Some records
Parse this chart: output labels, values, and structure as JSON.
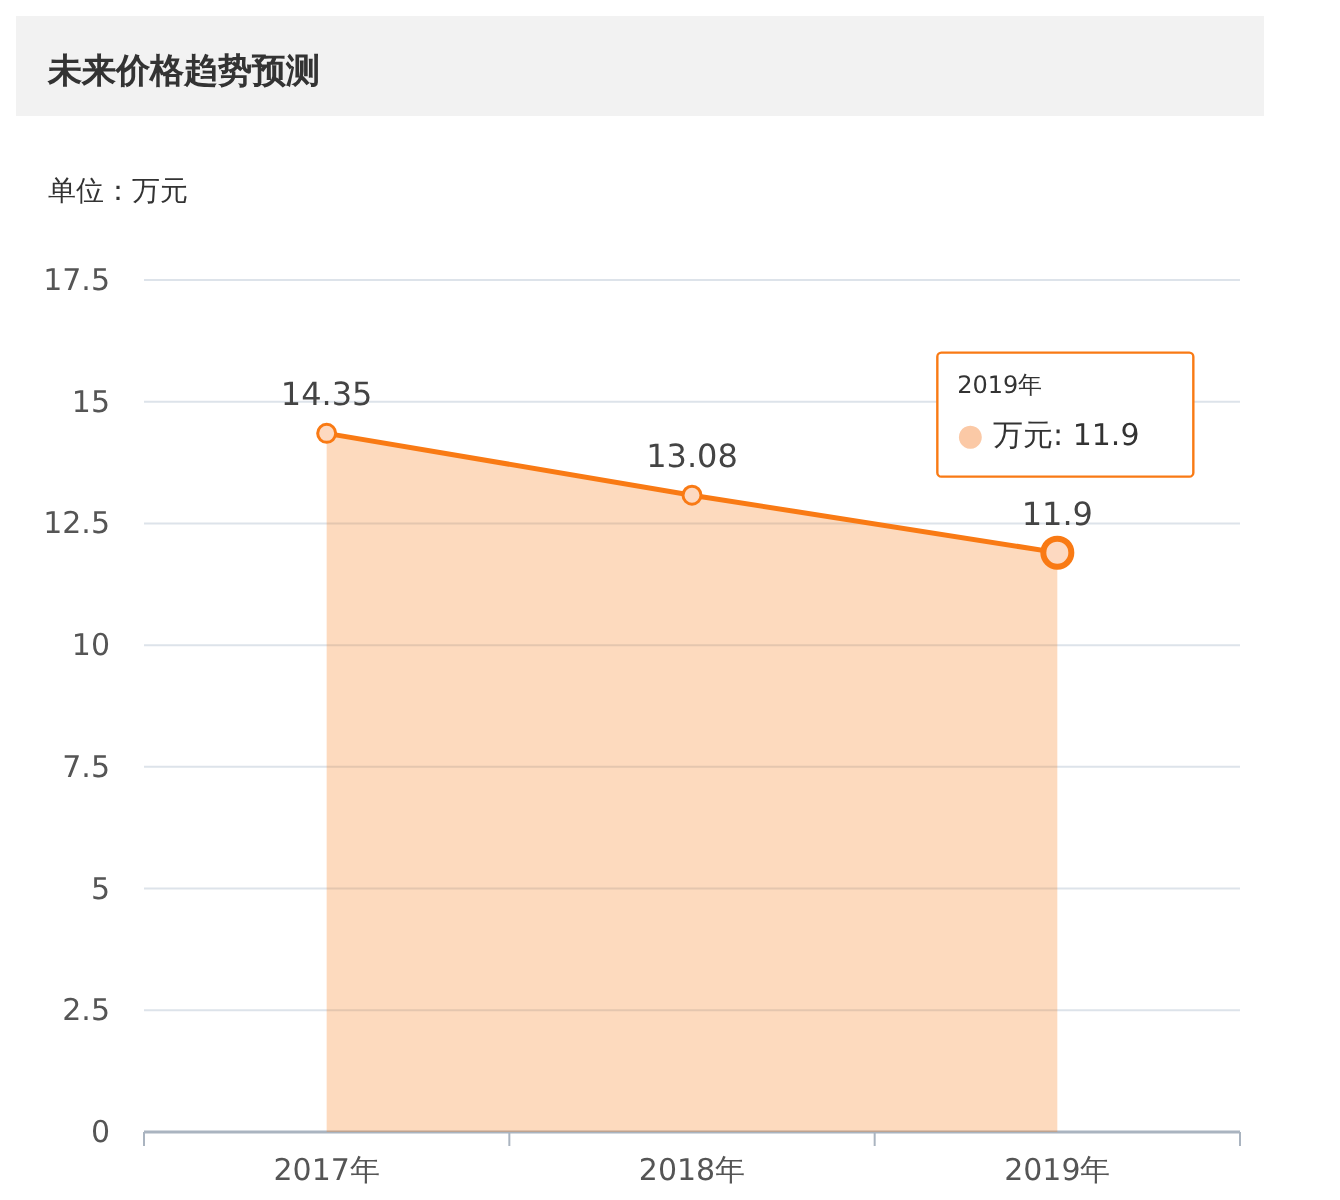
{
  "chart_data": {
    "type": "area",
    "title": "未来价格趋势预测",
    "subtitle": "单位：万元",
    "categories": [
      "2017年",
      "2018年",
      "2019年"
    ],
    "series": [
      {
        "color": "#f97a14",
        "values": [
          14.35,
          13.08,
          11.9
        ]
      }
    ],
    "ylim": [
      0,
      17.5
    ],
    "yticks": [
      0,
      2.5,
      5,
      7.5,
      10,
      12.5,
      15,
      17.5
    ],
    "grid": "y",
    "marker": "circle",
    "data_labels": true,
    "annotations": [
      "2019年",
      "● 万元: 11.9"
    ]
  }
}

▶ What is expected:
Write out the material above again, word for word, minus its pictures.

▶ Response for this exercise:
Parse this chart: output labels, values, and structure as JSON.
{
  "chart_data": {
    "type": "area",
    "title": "未来价格趋势预测",
    "subtitle": "单位：万元",
    "categories": [
      "2017年",
      "2018年",
      "2019年"
    ],
    "series": [
      {
        "color": "#f97a14",
        "values": [
          14.35,
          13.08,
          11.9
        ]
      }
    ],
    "ylim": [
      0,
      17.5
    ],
    "yticks": [
      0,
      2.5,
      5,
      7.5,
      10,
      12.5,
      15,
      17.5
    ],
    "grid": "y",
    "marker": "circle",
    "data_labels": true,
    "annotations": [
      "2019年",
      "● 万元: 11.9"
    ]
  }
}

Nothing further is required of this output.